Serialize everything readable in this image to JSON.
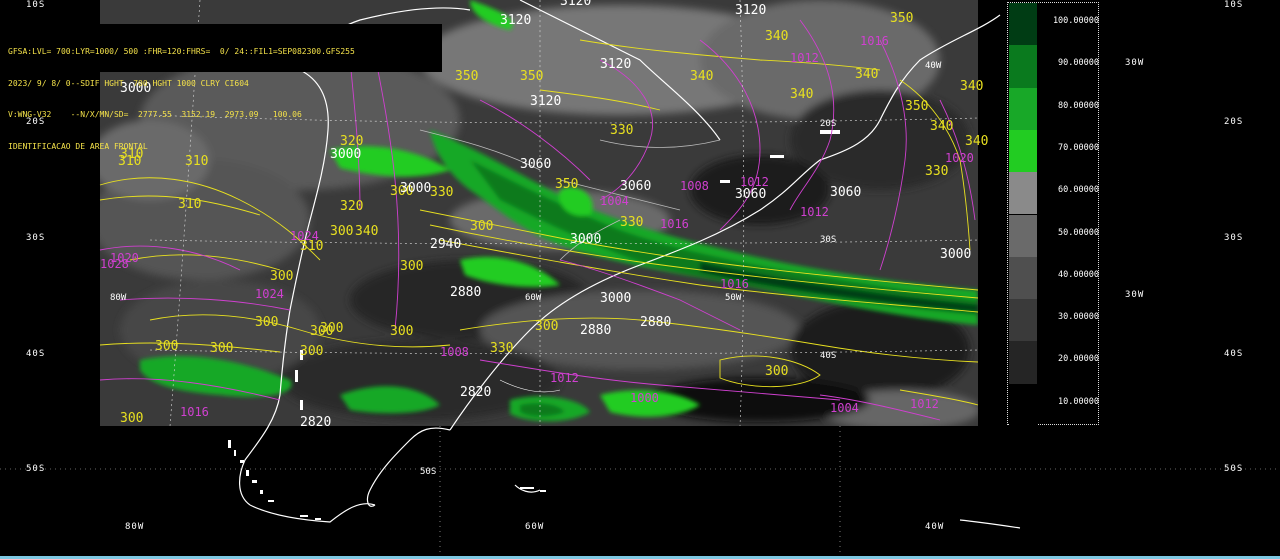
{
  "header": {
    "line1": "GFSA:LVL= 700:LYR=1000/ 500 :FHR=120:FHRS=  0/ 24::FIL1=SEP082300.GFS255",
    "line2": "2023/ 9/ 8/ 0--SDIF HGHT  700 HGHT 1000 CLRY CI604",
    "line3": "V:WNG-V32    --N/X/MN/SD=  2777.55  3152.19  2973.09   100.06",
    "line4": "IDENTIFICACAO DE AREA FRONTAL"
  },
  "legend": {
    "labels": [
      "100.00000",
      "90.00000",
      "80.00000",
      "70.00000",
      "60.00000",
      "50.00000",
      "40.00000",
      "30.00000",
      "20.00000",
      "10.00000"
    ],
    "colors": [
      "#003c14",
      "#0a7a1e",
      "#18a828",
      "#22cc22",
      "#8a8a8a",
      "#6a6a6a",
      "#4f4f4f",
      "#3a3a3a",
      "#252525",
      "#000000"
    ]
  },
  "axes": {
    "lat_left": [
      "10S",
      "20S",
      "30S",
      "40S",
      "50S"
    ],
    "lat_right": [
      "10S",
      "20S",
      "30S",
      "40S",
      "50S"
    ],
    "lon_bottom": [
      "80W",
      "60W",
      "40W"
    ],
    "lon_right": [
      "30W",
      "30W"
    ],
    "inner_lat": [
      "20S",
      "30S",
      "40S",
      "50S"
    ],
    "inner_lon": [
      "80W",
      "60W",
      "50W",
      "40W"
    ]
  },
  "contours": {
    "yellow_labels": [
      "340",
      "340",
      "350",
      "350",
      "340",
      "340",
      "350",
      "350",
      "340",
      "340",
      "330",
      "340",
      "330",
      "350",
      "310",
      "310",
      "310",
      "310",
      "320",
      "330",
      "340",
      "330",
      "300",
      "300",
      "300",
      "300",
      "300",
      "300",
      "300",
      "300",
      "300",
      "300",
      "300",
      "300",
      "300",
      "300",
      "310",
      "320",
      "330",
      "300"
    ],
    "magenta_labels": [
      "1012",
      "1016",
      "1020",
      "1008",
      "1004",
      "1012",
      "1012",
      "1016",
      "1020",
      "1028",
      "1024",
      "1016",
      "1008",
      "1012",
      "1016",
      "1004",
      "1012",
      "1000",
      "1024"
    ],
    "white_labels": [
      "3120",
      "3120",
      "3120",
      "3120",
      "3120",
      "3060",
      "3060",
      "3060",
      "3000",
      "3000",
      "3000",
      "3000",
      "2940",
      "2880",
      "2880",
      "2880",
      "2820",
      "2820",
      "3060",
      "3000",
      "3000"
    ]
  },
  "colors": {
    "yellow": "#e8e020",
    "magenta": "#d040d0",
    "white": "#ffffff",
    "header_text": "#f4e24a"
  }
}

▬▬▬▬▬▬▬▬▬▬

» WRITTEN INSTRUCTION
Copy the entries exactly. Leave out the images.

» WORKED SOLUTION
Serialize everything readable in this image to JSON.
{
  "header": {
    "line1": "GFSA:LVL= 700:LYR=1000/ 500 :FHR=120:FHRS=  0/ 24::FIL1=SEP082300.GFS255",
    "line2": "2023/ 9/ 8/ 0--SDIF HGHT  700 HGHT 1000 CLRY CI604",
    "line3": "V:WNG-V32    --N/X/MN/SD=  2777.55  3152.19  2973.09   100.06",
    "line4": "IDENTIFICACAO DE AREA FRONTAL"
  },
  "legend": {
    "labels": [
      "100.00000",
      "90.00000",
      "80.00000",
      "70.00000",
      "60.00000",
      "50.00000",
      "40.00000",
      "30.00000",
      "20.00000",
      "10.00000"
    ],
    "colors": [
      "#003c14",
      "#0a7a1e",
      "#18a828",
      "#22cc22",
      "#8a8a8a",
      "#6a6a6a",
      "#4f4f4f",
      "#3a3a3a",
      "#252525",
      "#000000"
    ]
  },
  "axes": {
    "lat_left": [
      "10S",
      "20S",
      "30S",
      "40S",
      "50S"
    ],
    "lat_right": [
      "10S",
      "20S",
      "30S",
      "40S",
      "50S"
    ],
    "lon_bottom": [
      "80W",
      "60W",
      "40W"
    ],
    "lon_right": [
      "30W",
      "30W"
    ],
    "inner_lat": [
      "20S",
      "30S",
      "40S",
      "50S"
    ],
    "inner_lon": [
      "80W",
      "60W",
      "50W",
      "40W"
    ]
  },
  "contours": {
    "yellow_labels": [
      "340",
      "340",
      "350",
      "350",
      "340",
      "340",
      "350",
      "350",
      "340",
      "340",
      "330",
      "340",
      "330",
      "350",
      "310",
      "310",
      "310",
      "310",
      "320",
      "330",
      "340",
      "330",
      "300",
      "300",
      "300",
      "300",
      "300",
      "300",
      "300",
      "300",
      "300",
      "300",
      "300",
      "300",
      "300",
      "300",
      "310",
      "320",
      "330",
      "300"
    ],
    "magenta_labels": [
      "1012",
      "1016",
      "1020",
      "1008",
      "1004",
      "1012",
      "1012",
      "1016",
      "1020",
      "1028",
      "1024",
      "1016",
      "1008",
      "1012",
      "1016",
      "1004",
      "1012",
      "1000",
      "1024"
    ],
    "white_labels": [
      "3120",
      "3120",
      "3120",
      "3120",
      "3120",
      "3060",
      "3060",
      "3060",
      "3000",
      "3000",
      "3000",
      "3000",
      "2940",
      "2880",
      "2880",
      "2880",
      "2820",
      "2820",
      "3060",
      "3000",
      "3000"
    ]
  },
  "colors": {
    "yellow": "#e8e020",
    "magenta": "#d040d0",
    "white": "#ffffff",
    "header_text": "#f4e24a"
  }
}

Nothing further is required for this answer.